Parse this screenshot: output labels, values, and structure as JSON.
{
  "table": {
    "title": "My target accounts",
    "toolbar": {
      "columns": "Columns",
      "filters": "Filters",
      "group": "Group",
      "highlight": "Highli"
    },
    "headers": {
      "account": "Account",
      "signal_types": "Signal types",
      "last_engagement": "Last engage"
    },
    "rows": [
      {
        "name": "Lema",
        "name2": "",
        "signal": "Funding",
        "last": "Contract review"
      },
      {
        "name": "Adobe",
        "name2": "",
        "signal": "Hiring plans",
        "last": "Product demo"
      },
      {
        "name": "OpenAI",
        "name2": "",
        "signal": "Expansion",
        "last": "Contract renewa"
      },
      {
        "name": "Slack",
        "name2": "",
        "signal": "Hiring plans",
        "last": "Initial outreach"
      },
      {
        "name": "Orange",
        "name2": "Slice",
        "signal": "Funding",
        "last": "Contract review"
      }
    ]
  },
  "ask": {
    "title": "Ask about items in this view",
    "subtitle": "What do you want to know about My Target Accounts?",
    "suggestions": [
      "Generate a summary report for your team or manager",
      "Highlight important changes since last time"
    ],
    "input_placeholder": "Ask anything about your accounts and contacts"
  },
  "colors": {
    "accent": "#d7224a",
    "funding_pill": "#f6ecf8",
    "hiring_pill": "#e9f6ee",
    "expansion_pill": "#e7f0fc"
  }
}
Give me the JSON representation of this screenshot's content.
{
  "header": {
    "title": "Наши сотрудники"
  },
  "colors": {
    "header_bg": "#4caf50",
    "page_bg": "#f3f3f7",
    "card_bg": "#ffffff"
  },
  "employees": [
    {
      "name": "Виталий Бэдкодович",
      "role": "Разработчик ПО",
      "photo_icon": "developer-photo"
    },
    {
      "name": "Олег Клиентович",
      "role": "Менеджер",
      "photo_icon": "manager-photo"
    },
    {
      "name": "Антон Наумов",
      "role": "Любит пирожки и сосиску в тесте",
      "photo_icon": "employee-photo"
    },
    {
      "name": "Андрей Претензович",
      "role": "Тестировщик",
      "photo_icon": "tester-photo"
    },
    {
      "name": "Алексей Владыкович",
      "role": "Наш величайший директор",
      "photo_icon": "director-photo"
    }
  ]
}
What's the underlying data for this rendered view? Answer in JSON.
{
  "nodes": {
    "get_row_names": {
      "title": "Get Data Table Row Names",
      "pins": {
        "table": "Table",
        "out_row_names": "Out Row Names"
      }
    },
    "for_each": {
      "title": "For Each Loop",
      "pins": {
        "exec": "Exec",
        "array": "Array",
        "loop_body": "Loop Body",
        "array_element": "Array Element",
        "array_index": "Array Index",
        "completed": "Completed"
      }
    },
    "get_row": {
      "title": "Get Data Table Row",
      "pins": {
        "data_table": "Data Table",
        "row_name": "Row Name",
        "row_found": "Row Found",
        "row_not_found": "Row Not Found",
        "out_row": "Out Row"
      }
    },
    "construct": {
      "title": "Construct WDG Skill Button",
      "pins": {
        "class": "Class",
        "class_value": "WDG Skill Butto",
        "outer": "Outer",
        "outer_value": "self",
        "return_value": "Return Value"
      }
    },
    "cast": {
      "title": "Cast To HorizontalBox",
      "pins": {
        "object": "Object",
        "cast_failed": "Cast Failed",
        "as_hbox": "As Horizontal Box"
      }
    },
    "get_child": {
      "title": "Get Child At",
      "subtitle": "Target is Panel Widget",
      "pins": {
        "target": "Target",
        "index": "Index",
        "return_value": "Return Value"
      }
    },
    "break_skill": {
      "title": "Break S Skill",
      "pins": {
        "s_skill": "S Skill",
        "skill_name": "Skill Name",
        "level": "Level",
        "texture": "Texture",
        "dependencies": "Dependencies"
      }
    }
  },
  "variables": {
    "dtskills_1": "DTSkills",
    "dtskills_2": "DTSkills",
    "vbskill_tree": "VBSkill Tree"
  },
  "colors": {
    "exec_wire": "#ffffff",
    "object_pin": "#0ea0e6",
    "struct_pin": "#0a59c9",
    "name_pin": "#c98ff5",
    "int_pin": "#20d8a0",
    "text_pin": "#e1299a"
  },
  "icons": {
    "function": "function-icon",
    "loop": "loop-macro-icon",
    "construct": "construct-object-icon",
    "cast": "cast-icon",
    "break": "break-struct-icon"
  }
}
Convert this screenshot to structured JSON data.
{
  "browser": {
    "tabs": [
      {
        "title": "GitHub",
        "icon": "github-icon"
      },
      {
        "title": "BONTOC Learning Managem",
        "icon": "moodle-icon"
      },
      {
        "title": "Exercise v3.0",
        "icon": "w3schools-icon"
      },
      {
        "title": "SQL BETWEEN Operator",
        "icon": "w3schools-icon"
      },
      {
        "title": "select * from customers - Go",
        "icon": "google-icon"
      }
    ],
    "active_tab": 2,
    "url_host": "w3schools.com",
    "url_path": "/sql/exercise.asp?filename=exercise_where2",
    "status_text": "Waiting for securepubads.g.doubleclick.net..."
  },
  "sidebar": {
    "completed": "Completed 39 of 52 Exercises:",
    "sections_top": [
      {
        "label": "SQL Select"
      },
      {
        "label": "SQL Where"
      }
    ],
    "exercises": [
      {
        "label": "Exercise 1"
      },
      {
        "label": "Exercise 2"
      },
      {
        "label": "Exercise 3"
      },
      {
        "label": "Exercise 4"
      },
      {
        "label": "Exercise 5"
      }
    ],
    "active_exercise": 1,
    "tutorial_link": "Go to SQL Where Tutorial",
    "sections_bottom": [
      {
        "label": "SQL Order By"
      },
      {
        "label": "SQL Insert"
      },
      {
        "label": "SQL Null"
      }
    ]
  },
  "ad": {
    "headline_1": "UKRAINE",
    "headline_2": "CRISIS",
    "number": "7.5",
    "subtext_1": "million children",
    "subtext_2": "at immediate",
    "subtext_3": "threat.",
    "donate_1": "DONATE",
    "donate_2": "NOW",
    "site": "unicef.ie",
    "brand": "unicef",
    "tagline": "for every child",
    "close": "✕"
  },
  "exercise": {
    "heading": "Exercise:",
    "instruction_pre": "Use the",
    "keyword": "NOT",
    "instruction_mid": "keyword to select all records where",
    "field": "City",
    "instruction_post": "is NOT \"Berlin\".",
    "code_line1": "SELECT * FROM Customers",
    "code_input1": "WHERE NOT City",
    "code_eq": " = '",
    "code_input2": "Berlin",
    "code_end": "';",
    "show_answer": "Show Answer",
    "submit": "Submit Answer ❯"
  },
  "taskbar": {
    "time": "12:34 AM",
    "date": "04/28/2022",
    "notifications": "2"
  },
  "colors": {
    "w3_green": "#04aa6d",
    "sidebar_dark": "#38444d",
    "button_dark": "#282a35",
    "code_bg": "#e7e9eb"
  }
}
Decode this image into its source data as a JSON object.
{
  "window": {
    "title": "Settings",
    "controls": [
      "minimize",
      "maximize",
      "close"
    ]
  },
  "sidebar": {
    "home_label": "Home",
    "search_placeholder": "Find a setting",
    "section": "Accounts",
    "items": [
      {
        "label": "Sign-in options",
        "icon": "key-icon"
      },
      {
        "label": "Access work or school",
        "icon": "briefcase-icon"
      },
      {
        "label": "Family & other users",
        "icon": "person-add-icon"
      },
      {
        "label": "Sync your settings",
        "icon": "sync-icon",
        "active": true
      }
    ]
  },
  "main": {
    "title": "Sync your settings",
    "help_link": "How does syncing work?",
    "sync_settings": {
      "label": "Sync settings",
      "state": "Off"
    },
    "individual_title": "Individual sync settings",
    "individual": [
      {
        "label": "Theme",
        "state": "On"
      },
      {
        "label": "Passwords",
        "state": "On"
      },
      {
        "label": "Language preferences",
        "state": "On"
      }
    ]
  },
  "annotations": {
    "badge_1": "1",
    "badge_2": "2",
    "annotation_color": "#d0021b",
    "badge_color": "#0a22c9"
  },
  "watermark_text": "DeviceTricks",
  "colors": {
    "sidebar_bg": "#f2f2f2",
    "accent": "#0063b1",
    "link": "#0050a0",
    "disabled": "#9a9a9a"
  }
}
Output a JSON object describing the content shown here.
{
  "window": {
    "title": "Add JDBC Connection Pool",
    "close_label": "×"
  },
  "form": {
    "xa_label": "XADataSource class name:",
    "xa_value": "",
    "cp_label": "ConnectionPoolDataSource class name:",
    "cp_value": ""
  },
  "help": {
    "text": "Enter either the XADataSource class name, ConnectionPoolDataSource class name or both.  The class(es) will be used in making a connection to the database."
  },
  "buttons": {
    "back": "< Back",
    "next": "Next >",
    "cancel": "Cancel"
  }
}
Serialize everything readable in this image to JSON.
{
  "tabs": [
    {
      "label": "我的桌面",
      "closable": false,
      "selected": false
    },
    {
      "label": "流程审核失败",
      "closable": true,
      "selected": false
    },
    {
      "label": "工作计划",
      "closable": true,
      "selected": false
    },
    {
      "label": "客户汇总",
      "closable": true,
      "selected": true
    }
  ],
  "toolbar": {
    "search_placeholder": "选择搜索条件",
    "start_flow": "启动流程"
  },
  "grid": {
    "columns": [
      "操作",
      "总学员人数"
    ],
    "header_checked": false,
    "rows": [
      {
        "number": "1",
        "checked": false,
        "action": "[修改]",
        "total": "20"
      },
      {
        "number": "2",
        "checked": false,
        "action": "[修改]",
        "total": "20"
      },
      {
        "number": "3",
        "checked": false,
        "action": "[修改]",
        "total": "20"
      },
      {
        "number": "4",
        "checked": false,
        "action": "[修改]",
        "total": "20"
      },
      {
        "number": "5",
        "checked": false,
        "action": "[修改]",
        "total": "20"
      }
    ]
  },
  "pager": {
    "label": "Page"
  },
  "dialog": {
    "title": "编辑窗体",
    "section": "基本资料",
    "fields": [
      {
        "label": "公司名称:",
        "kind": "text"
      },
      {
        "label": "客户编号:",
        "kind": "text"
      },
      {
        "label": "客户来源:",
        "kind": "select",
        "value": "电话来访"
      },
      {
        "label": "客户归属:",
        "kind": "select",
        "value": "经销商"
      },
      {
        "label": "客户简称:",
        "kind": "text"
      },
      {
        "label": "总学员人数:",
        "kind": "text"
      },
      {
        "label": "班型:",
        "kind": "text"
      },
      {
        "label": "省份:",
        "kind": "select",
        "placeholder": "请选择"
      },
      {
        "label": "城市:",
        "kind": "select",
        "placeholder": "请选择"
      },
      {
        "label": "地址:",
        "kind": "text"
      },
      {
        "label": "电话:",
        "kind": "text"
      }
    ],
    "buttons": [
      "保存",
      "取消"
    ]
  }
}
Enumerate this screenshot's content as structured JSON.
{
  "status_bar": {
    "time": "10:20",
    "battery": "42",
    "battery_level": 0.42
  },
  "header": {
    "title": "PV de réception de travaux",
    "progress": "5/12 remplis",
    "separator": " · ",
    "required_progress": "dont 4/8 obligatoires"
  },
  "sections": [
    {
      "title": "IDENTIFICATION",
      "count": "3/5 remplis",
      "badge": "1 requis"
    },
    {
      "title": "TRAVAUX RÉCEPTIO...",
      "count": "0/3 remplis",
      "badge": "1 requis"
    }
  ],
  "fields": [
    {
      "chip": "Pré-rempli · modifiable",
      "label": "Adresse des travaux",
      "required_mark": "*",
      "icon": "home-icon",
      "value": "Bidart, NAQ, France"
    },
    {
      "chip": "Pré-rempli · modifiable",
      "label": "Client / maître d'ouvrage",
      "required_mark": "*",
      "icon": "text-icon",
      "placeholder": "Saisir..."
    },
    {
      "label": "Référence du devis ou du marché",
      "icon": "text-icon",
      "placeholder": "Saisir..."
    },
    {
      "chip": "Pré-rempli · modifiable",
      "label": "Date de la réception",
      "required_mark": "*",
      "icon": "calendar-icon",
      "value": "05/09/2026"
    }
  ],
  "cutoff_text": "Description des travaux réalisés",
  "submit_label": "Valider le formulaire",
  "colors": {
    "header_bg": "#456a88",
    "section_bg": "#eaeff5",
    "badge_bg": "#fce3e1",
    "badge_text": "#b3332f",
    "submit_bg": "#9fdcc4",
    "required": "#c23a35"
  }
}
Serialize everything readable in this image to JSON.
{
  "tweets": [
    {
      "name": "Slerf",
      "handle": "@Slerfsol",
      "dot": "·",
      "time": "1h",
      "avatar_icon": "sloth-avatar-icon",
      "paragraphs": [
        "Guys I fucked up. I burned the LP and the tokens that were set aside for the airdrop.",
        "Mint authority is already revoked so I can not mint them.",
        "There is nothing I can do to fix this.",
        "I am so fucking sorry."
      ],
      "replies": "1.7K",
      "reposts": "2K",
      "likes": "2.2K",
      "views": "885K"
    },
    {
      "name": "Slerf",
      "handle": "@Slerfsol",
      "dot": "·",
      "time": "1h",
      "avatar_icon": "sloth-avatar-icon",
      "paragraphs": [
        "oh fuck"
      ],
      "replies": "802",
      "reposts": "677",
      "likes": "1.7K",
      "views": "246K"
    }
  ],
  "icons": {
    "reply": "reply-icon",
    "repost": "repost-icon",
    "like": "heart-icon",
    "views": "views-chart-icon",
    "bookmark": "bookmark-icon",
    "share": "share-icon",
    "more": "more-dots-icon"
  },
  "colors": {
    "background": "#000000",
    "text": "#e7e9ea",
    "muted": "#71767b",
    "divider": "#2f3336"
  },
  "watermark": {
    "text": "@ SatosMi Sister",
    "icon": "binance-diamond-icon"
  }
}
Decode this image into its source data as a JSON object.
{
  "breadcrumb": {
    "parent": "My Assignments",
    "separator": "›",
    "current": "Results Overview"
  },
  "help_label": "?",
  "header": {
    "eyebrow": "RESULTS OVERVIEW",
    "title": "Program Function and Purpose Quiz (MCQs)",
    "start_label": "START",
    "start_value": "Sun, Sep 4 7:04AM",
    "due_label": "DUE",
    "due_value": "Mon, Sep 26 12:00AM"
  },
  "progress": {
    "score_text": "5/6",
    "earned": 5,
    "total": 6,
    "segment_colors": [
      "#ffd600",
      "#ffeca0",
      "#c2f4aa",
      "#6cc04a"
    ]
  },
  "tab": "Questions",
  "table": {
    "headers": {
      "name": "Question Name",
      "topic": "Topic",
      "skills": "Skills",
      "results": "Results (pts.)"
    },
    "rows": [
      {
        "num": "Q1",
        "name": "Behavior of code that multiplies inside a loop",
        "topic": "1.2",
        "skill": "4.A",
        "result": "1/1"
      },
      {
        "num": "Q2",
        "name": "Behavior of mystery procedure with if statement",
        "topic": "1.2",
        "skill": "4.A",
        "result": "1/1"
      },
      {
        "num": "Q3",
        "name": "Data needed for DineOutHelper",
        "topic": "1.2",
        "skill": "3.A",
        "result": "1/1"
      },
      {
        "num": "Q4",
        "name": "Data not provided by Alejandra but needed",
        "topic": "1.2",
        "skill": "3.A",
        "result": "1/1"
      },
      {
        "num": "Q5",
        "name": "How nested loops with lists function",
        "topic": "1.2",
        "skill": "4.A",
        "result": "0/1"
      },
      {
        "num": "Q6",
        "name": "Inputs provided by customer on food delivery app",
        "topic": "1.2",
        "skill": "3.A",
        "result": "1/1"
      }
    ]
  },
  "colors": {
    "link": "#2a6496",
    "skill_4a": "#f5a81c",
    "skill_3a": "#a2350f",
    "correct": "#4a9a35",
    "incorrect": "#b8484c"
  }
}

.....

Copy out all lines from the material above that contain the string "work".

        "label": "Access work or school",
    "help_link": "How does syncing work?",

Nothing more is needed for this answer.